▸ Exercise brief
Could you output each line of the data that follows exactly?

Figure contents as structured data
++++++

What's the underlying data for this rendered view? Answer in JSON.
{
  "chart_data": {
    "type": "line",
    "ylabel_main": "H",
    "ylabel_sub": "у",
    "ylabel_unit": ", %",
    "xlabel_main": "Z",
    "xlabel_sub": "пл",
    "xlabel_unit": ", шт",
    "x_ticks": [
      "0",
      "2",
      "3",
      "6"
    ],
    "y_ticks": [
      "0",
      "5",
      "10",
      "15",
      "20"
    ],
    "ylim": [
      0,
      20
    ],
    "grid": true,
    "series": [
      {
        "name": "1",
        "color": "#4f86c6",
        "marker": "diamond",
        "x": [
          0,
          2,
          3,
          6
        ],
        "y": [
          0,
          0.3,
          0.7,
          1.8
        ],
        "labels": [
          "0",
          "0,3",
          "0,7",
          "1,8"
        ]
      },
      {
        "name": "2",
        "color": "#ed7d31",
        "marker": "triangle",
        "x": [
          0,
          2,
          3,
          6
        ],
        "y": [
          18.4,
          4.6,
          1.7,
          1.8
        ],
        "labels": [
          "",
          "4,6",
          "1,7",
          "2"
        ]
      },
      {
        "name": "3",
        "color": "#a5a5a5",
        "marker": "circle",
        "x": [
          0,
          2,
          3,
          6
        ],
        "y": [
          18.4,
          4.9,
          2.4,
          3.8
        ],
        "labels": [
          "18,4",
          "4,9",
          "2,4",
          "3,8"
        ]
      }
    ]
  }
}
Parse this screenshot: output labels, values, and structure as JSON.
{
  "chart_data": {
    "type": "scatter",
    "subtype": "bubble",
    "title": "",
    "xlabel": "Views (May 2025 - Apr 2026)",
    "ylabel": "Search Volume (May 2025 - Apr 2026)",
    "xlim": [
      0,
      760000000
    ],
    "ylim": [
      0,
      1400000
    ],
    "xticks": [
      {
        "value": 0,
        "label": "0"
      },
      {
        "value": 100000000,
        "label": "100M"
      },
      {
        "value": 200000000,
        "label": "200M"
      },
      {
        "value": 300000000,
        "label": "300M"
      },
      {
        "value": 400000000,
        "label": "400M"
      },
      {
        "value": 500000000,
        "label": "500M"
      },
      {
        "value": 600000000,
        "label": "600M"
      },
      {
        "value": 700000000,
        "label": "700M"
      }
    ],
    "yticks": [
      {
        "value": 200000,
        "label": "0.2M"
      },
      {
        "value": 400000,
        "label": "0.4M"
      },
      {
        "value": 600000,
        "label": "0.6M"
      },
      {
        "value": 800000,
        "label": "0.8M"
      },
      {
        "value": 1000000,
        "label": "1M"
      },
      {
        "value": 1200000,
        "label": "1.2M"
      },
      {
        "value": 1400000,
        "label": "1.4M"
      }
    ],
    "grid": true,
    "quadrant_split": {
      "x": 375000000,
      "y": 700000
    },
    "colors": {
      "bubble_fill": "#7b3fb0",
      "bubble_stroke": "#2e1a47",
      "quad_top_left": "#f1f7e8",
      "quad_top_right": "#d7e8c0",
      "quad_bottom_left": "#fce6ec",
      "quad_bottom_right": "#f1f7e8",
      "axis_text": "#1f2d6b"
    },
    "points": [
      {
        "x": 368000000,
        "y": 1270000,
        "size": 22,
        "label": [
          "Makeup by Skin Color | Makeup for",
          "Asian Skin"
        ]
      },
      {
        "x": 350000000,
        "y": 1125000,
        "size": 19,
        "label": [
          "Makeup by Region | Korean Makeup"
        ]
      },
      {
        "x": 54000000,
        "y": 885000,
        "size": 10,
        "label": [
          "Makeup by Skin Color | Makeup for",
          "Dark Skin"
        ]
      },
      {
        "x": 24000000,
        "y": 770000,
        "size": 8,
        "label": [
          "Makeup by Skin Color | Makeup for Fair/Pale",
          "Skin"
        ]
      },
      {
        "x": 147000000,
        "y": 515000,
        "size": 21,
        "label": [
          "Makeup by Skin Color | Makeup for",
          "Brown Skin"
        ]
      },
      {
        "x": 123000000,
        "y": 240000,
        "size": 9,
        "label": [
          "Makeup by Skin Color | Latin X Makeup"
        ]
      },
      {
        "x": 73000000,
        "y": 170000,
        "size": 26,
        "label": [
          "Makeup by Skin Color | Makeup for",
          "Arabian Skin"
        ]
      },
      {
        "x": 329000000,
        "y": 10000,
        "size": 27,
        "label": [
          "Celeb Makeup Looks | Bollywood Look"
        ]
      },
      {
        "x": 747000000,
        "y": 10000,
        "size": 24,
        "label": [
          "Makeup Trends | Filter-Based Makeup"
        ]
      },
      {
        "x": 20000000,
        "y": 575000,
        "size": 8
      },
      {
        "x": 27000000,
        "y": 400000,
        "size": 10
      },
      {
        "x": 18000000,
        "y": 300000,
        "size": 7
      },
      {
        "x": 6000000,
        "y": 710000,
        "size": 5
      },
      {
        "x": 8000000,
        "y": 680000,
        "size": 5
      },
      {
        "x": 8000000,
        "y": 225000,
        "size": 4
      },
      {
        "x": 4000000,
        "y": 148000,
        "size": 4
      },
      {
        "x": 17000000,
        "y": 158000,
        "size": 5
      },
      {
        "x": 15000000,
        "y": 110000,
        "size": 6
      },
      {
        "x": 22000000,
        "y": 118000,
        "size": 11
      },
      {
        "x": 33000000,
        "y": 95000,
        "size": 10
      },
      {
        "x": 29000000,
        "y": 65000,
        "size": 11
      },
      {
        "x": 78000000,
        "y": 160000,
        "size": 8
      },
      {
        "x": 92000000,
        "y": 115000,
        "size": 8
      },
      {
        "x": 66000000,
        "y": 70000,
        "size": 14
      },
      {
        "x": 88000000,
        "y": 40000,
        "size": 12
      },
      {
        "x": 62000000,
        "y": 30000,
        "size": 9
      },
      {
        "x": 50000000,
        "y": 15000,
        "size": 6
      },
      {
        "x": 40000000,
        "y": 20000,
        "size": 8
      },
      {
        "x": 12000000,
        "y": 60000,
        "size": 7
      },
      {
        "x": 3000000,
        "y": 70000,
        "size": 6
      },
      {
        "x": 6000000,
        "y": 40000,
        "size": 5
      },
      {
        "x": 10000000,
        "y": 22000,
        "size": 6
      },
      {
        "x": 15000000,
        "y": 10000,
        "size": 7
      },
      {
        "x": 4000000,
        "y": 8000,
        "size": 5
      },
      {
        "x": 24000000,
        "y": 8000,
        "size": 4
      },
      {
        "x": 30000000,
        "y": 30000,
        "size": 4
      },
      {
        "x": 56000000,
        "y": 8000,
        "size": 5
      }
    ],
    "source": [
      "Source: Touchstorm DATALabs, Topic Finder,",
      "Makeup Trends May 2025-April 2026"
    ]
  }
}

++++++

▸ Reply
What's the underlying data for this rendered view? Answer in JSON.
{
  "chart_data": {
    "type": "line",
    "ylabel_main": "H",
    "ylabel_sub": "у",
    "ylabel_unit": ", %",
    "xlabel_main": "Z",
    "xlabel_sub": "пл",
    "xlabel_unit": ", шт",
    "x_ticks": [
      "0",
      "2",
      "3",
      "6"
    ],
    "y_ticks": [
      "0",
      "5",
      "10",
      "15",
      "20"
    ],
    "ylim": [
      0,
      20
    ],
    "grid": true,
    "series": [
      {
        "name": "1",
        "color": "#4f86c6",
        "marker": "diamond",
        "x": [
          0,
          2,
          3,
          6
        ],
        "y": [
          0,
          0.3,
          0.7,
          1.8
        ],
        "labels": [
          "0",
          "0,3",
          "0,7",
          "1,8"
        ]
      },
      {
        "name": "2",
        "color": "#ed7d31",
        "marker": "triangle",
        "x": [
          0,
          2,
          3,
          6
        ],
        "y": [
          18.4,
          4.6,
          1.7,
          1.8
        ],
        "labels": [
          "",
          "4,6",
          "1,7",
          "2"
        ]
      },
      {
        "name": "3",
        "color": "#a5a5a5",
        "marker": "circle",
        "x": [
          0,
          2,
          3,
          6
        ],
        "y": [
          18.4,
          4.9,
          2.4,
          3.8
        ],
        "labels": [
          "18,4",
          "4,9",
          "2,4",
          "3,8"
        ]
      }
    ]
  }
}
Parse this screenshot: output labels, values, and structure as JSON.
{
  "chart_data": {
    "type": "scatter",
    "subtype": "bubble",
    "title": "",
    "xlabel": "Views (May 2025 - Apr 2026)",
    "ylabel": "Search Volume (May 2025 - Apr 2026)",
    "xlim": [
      0,
      760000000
    ],
    "ylim": [
      0,
      1400000
    ],
    "xticks": [
      {
        "value": 0,
        "label": "0"
      },
      {
        "value": 100000000,
        "label": "100M"
      },
      {
        "value": 200000000,
        "label": "200M"
      },
      {
        "value": 300000000,
        "label": "300M"
      },
      {
        "value": 400000000,
        "label": "400M"
      },
      {
        "value": 500000000,
        "label": "500M"
      },
      {
        "value": 600000000,
        "label": "600M"
      },
      {
        "value": 700000000,
        "label": "700M"
      }
    ],
    "yticks": [
      {
        "value": 200000,
        "label": "0.2M"
      },
      {
        "value": 400000,
        "label": "0.4M"
      },
      {
        "value": 600000,
        "label": "0.6M"
      },
      {
        "value": 800000,
        "label": "0.8M"
      },
      {
        "value": 1000000,
        "label": "1M"
      },
      {
        "value": 1200000,
        "label": "1.2M"
      },
      {
        "value": 1400000,
        "label": "1.4M"
      }
    ],
    "grid": true,
    "quadrant_split": {
      "x": 375000000,
      "y": 700000
    },
    "colors": {
      "bubble_fill": "#7b3fb0",
      "bubble_stroke": "#2e1a47",
      "quad_top_left": "#f1f7e8",
      "quad_top_right": "#d7e8c0",
      "quad_bottom_left": "#fce6ec",
      "quad_bottom_right": "#f1f7e8",
      "axis_text": "#1f2d6b"
    },
    "points": [
      {
        "x": 368000000,
        "y": 1270000,
        "size": 22,
        "label": [
          "Makeup by Skin Color | Makeup for",
          "Asian Skin"
        ]
      },
      {
        "x": 350000000,
        "y": 1125000,
        "size": 19,
        "label": [
          "Makeup by Region | Korean Makeup"
        ]
      },
      {
        "x": 54000000,
        "y": 885000,
        "size": 10,
        "label": [
          "Makeup by Skin Color | Makeup for",
          "Dark Skin"
        ]
      },
      {
        "x": 24000000,
        "y": 770000,
        "size": 8,
        "label": [
          "Makeup by Skin Color | Makeup for Fair/Pale",
          "Skin"
        ]
      },
      {
        "x": 147000000,
        "y": 515000,
        "size": 21,
        "label": [
          "Makeup by Skin Color | Makeup for",
          "Brown Skin"
        ]
      },
      {
        "x": 123000000,
        "y": 240000,
        "size": 9,
        "label": [
          "Makeup by Skin Color | Latin X Makeup"
        ]
      },
      {
        "x": 73000000,
        "y": 170000,
        "size": 26,
        "label": [
          "Makeup by Skin Color | Makeup for",
          "Arabian Skin"
        ]
      },
      {
        "x": 329000000,
        "y": 10000,
        "size": 27,
        "label": [
          "Celeb Makeup Looks | Bollywood Look"
        ]
      },
      {
        "x": 747000000,
        "y": 10000,
        "size": 24,
        "label": [
          "Makeup Trends | Filter-Based Makeup"
        ]
      },
      {
        "x": 20000000,
        "y": 575000,
        "size": 8
      },
      {
        "x": 27000000,
        "y": 400000,
        "size": 10
      },
      {
        "x": 18000000,
        "y": 300000,
        "size": 7
      },
      {
        "x": 6000000,
        "y": 710000,
        "size": 5
      },
      {
        "x": 8000000,
        "y": 680000,
        "size": 5
      },
      {
        "x": 8000000,
        "y": 225000,
        "size": 4
      },
      {
        "x": 4000000,
        "y": 148000,
        "size": 4
      },
      {
        "x": 17000000,
        "y": 158000,
        "size": 5
      },
      {
        "x": 15000000,
        "y": 110000,
        "size": 6
      },
      {
        "x": 22000000,
        "y": 118000,
        "size": 11
      },
      {
        "x": 33000000,
        "y": 95000,
        "size": 10
      },
      {
        "x": 29000000,
        "y": 65000,
        "size": 11
      },
      {
        "x": 78000000,
        "y": 160000,
        "size": 8
      },
      {
        "x": 92000000,
        "y": 115000,
        "size": 8
      },
      {
        "x": 66000000,
        "y": 70000,
        "size": 14
      },
      {
        "x": 88000000,
        "y": 40000,
        "size": 12
      },
      {
        "x": 62000000,
        "y": 30000,
        "size": 9
      },
      {
        "x": 50000000,
        "y": 15000,
        "size": 6
      },
      {
        "x": 40000000,
        "y": 20000,
        "size": 8
      },
      {
        "x": 12000000,
        "y": 60000,
        "size": 7
      },
      {
        "x": 3000000,
        "y": 70000,
        "size": 6
      },
      {
        "x": 6000000,
        "y": 40000,
        "size": 5
      },
      {
        "x": 10000000,
        "y": 22000,
        "size": 6
      },
      {
        "x": 15000000,
        "y": 10000,
        "size": 7
      },
      {
        "x": 4000000,
        "y": 8000,
        "size": 5
      },
      {
        "x": 24000000,
        "y": 8000,
        "size": 4
      },
      {
        "x": 30000000,
        "y": 30000,
        "size": 4
      },
      {
        "x": 56000000,
        "y": 8000,
        "size": 5
      }
    ],
    "source": [
      "Source: Touchstorm DATALabs, Topic Finder,",
      "Makeup Trends May 2025-April 2026"
    ]
  }
}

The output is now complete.